Goal -> Everything in the listing except the pictures should be written out exactly.

* START Task input *

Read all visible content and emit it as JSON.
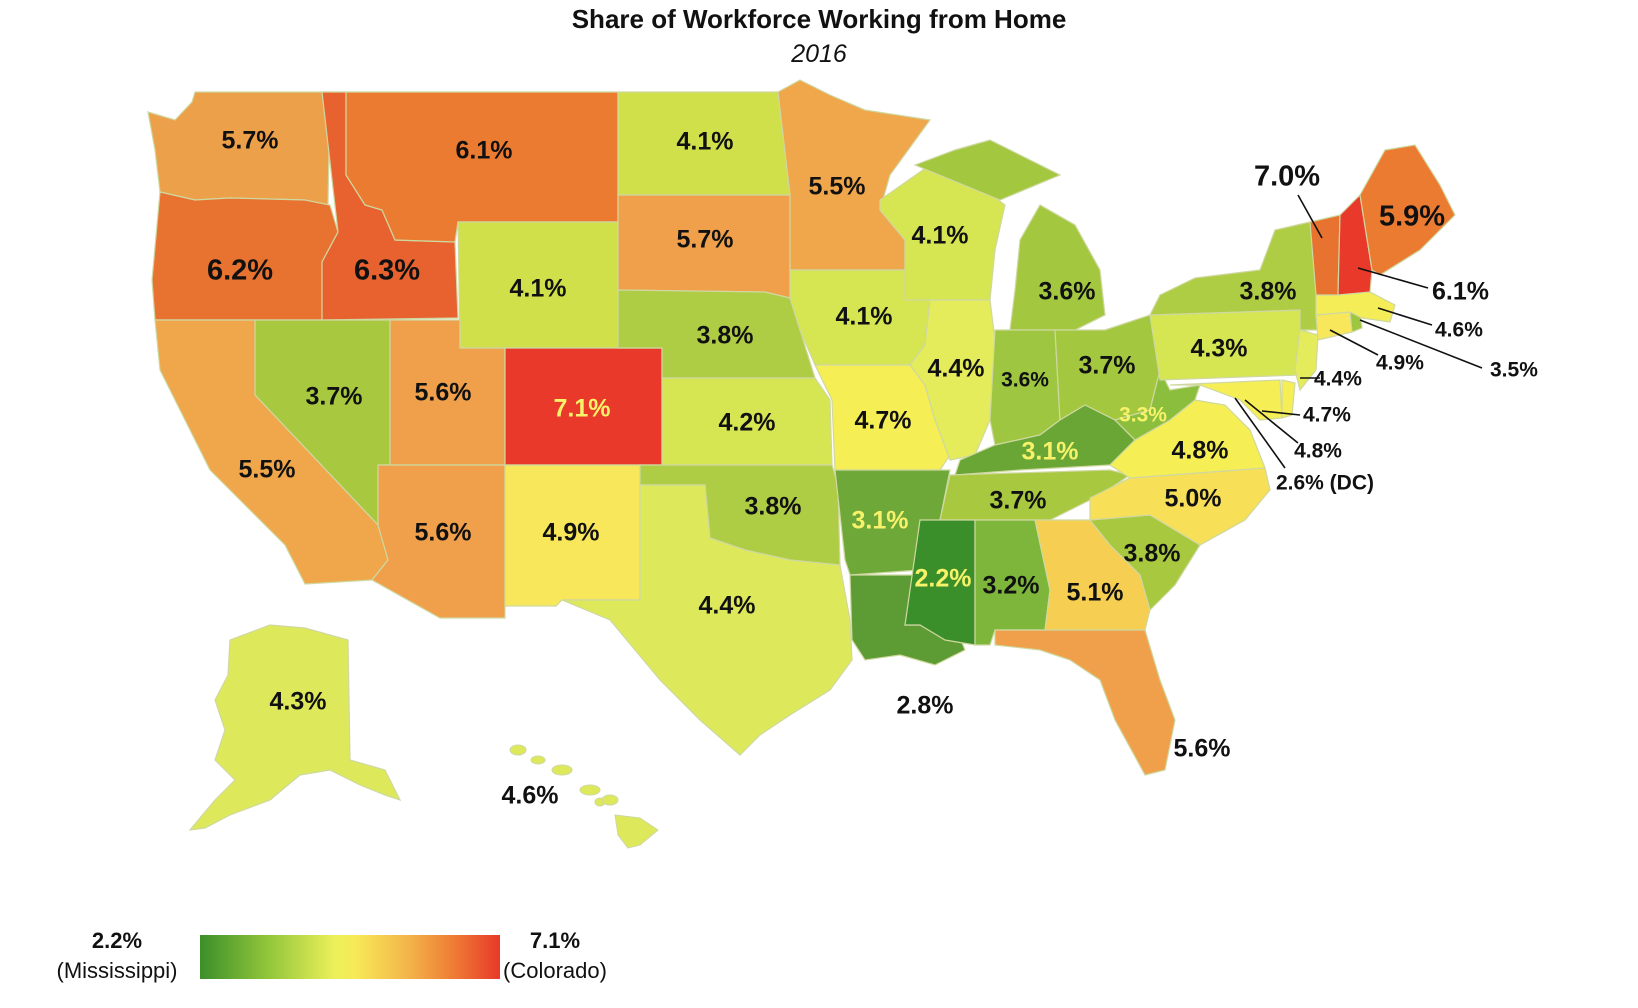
{
  "title": "Share of Workforce Working from Home",
  "subtitle": "2016",
  "legend": {
    "min_value": "2.2%",
    "min_label": "(Mississippi)",
    "max_value": "7.1%",
    "max_label": "(Colorado)",
    "min_color": "#3b8f2a",
    "mid_color": "#f7e957",
    "max_color": "#e8392a"
  },
  "labels": {
    "wa": "5.7%",
    "mt": "6.1%",
    "nd": "4.1%",
    "mn": "5.5%",
    "or": "6.2%",
    "id": "6.3%",
    "wy": "4.1%",
    "sd": "5.7%",
    "wi": "4.1%",
    "mi": "3.6%",
    "vt": "7.0%",
    "me": "5.9%",
    "nh": "6.1%",
    "ny": "3.8%",
    "ma": "4.6%",
    "ct": "4.9%",
    "ri": "3.5%",
    "ne": "3.8%",
    "ia": "4.1%",
    "pa": "4.3%",
    "nj": "4.4%",
    "de": "4.7%",
    "md": "4.8%",
    "dc": "2.6% (DC)",
    "nv": "3.7%",
    "ut": "5.6%",
    "co": "7.1%",
    "ks": "4.2%",
    "mo": "4.7%",
    "il": "4.4%",
    "in": "3.6%",
    "oh": "3.7%",
    "wv": "3.3%",
    "ky": "3.1%",
    "va": "4.8%",
    "ca": "5.5%",
    "az": "5.6%",
    "nm": "4.9%",
    "ok": "3.8%",
    "ar": "3.1%",
    "tn": "3.7%",
    "nc": "5.0%",
    "sc": "3.8%",
    "ms": "2.2%",
    "al": "3.2%",
    "ga": "5.1%",
    "tx": "4.4%",
    "la": "2.8%",
    "fl": "5.6%",
    "ak": "4.3%",
    "hi": "4.6%"
  }
}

* END Task input *

Solution below ->
Read all visible content and emit it as JSON.
{
  "title": "Share of Workforce Working from Home",
  "subtitle": "2016",
  "legend": {
    "min_value": "2.2%",
    "min_label": "(Mississippi)",
    "max_value": "7.1%",
    "max_label": "(Colorado)",
    "min_color": "#3b8f2a",
    "mid_color": "#f7e957",
    "max_color": "#e8392a"
  },
  "labels": {
    "wa": "5.7%",
    "mt": "6.1%",
    "nd": "4.1%",
    "mn": "5.5%",
    "or": "6.2%",
    "id": "6.3%",
    "wy": "4.1%",
    "sd": "5.7%",
    "wi": "4.1%",
    "mi": "3.6%",
    "vt": "7.0%",
    "me": "5.9%",
    "nh": "6.1%",
    "ny": "3.8%",
    "ma": "4.6%",
    "ct": "4.9%",
    "ri": "3.5%",
    "ne": "3.8%",
    "ia": "4.1%",
    "pa": "4.3%",
    "nj": "4.4%",
    "de": "4.7%",
    "md": "4.8%",
    "dc": "2.6% (DC)",
    "nv": "3.7%",
    "ut": "5.6%",
    "co": "7.1%",
    "ks": "4.2%",
    "mo": "4.7%",
    "il": "4.4%",
    "in": "3.6%",
    "oh": "3.7%",
    "wv": "3.3%",
    "ky": "3.1%",
    "va": "4.8%",
    "ca": "5.5%",
    "az": "5.6%",
    "nm": "4.9%",
    "ok": "3.8%",
    "ar": "3.1%",
    "tn": "3.7%",
    "nc": "5.0%",
    "sc": "3.8%",
    "ms": "2.2%",
    "al": "3.2%",
    "ga": "5.1%",
    "tx": "4.4%",
    "la": "2.8%",
    "fl": "5.6%",
    "ak": "4.3%",
    "hi": "4.6%"
  }
}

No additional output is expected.